* _Dataset records_:
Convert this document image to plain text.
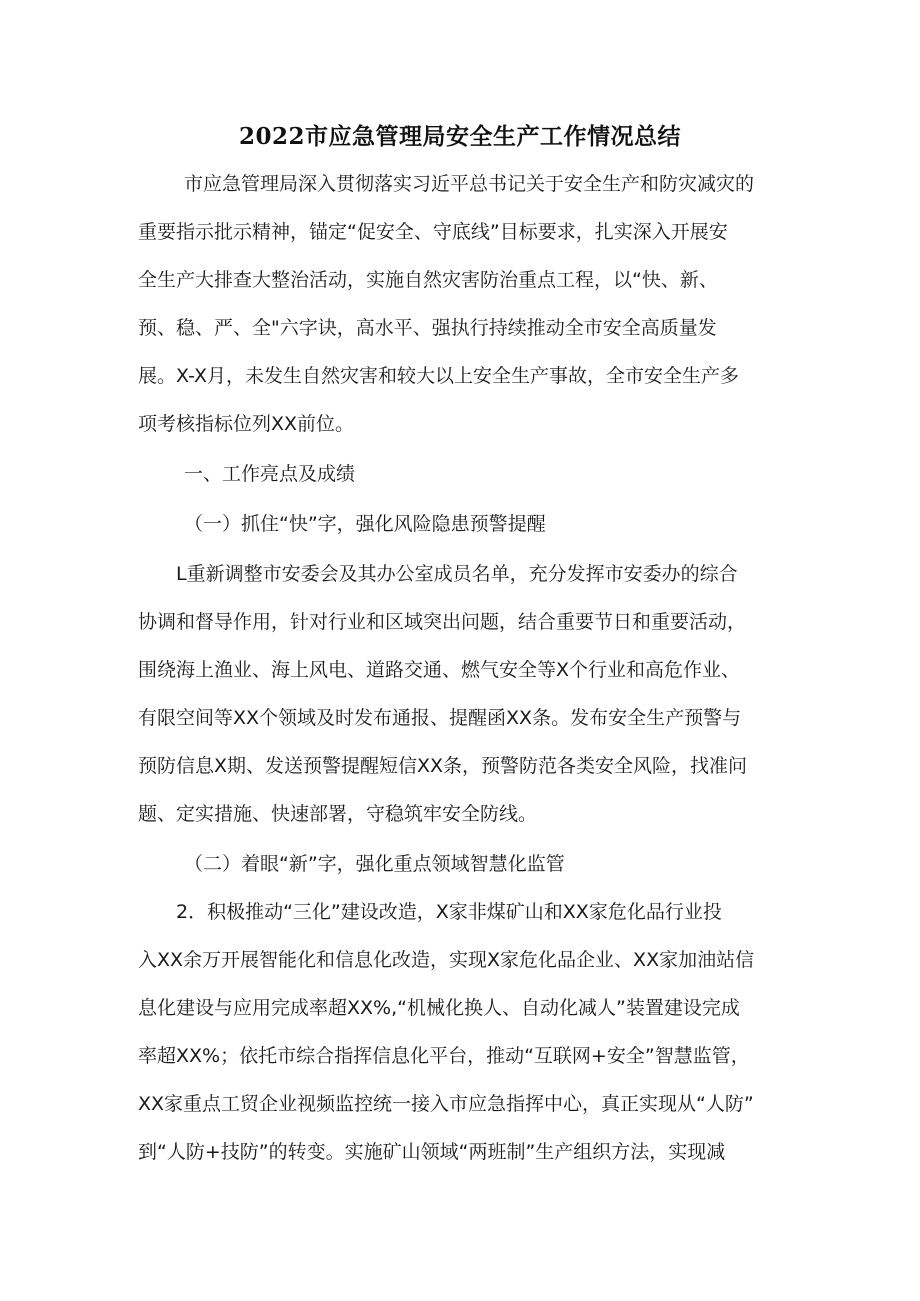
2022市应急管理局安全生产工作情况总结
市应急管理局深入贯彻落实习近平总书记关于安全生产和防灾减灾的
重要指示批示精神，锚定“促安全、守底线”目标要求，扎实深入开展安
全生产大排查大整治活动，实施自然灾害防治重点工程，以“快、新、
预、稳、严、全"六字诀，高水平、强执行持续推动全市安全高质量发
展。X-X月，未发生自然灾害和较大以上安全生产事故，全市安全生产多
项考核指标位列XX前位。
一、工作亮点及成绩
（一）抓住“快”字，强化风险隐患预警提醒
L重新调整市安委会及其办公室成员名单，充分发挥市安委办的综合
协调和督导作用，针对行业和区域突出问题，结合重要节日和重要活动，
围绕海上渔业、海上风电、道路交通、燃气安全等X个行业和高危作业、
有限空间等XX个领域及时发布通报、提醒函XX条。发布安全生产预警与
预防信息X期、发送预警提醒短信XX条，预警防范各类安全风险，找准问
题、定实措施、快速部署，守稳筑牢安全防线。
（二）着眼“新”字，强化重点领域智慧化监管
2．积极推动“三化”建设改造，X家非煤矿山和XX家危化品行业投
入XX余万开展智能化和信息化改造，实现X家危化品企业、XX家加油站信
息化建设与应用完成率超XX%,“机械化换人、自动化减人”装置建设完成
率超XX%；依托市综合指挥信息化平台，推动“互联网+安全”智慧监管，
XX家重点工贸企业视频监控统一接入市应急指挥中心，真正实现从“人防”
到“人防+技防”的转变。实施矿山领域“两班制”生产组织方法，实现减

* _Request_: Write out all the entries exactly, except for the pictures.

* _Solution to this exercise_:
Convert this document image to plain text.
2022市应急管理局安全生产工作情况总结
市应急管理局深入贯彻落实习近平总书记关于安全生产和防灾减灾的
重要指示批示精神，锚定“促安全、守底线”目标要求，扎实深入开展安
全生产大排查大整治活动，实施自然灾害防治重点工程，以“快、新、
预、稳、严、全"六字诀，高水平、强执行持续推动全市安全高质量发
展。X-X月，未发生自然灾害和较大以上安全生产事故，全市安全生产多
项考核指标位列XX前位。
一、工作亮点及成绩
（一）抓住“快”字，强化风险隐患预警提醒
L重新调整市安委会及其办公室成员名单，充分发挥市安委办的综合
协调和督导作用，针对行业和区域突出问题，结合重要节日和重要活动，
围绕海上渔业、海上风电、道路交通、燃气安全等X个行业和高危作业、
有限空间等XX个领域及时发布通报、提醒函XX条。发布安全生产预警与
预防信息X期、发送预警提醒短信XX条，预警防范各类安全风险，找准问
题、定实措施、快速部署，守稳筑牢安全防线。
（二）着眼“新”字，强化重点领域智慧化监管
2．积极推动“三化”建设改造，X家非煤矿山和XX家危化品行业投
入XX余万开展智能化和信息化改造，实现X家危化品企业、XX家加油站信
息化建设与应用完成率超XX%,“机械化换人、自动化减人”装置建设完成
率超XX%；依托市综合指挥信息化平台，推动“互联网+安全”智慧监管，
XX家重点工贸企业视频监控统一接入市应急指挥中心，真正实现从“人防”
到“人防+技防”的转变。实施矿山领域“两班制”生产组织方法，实现减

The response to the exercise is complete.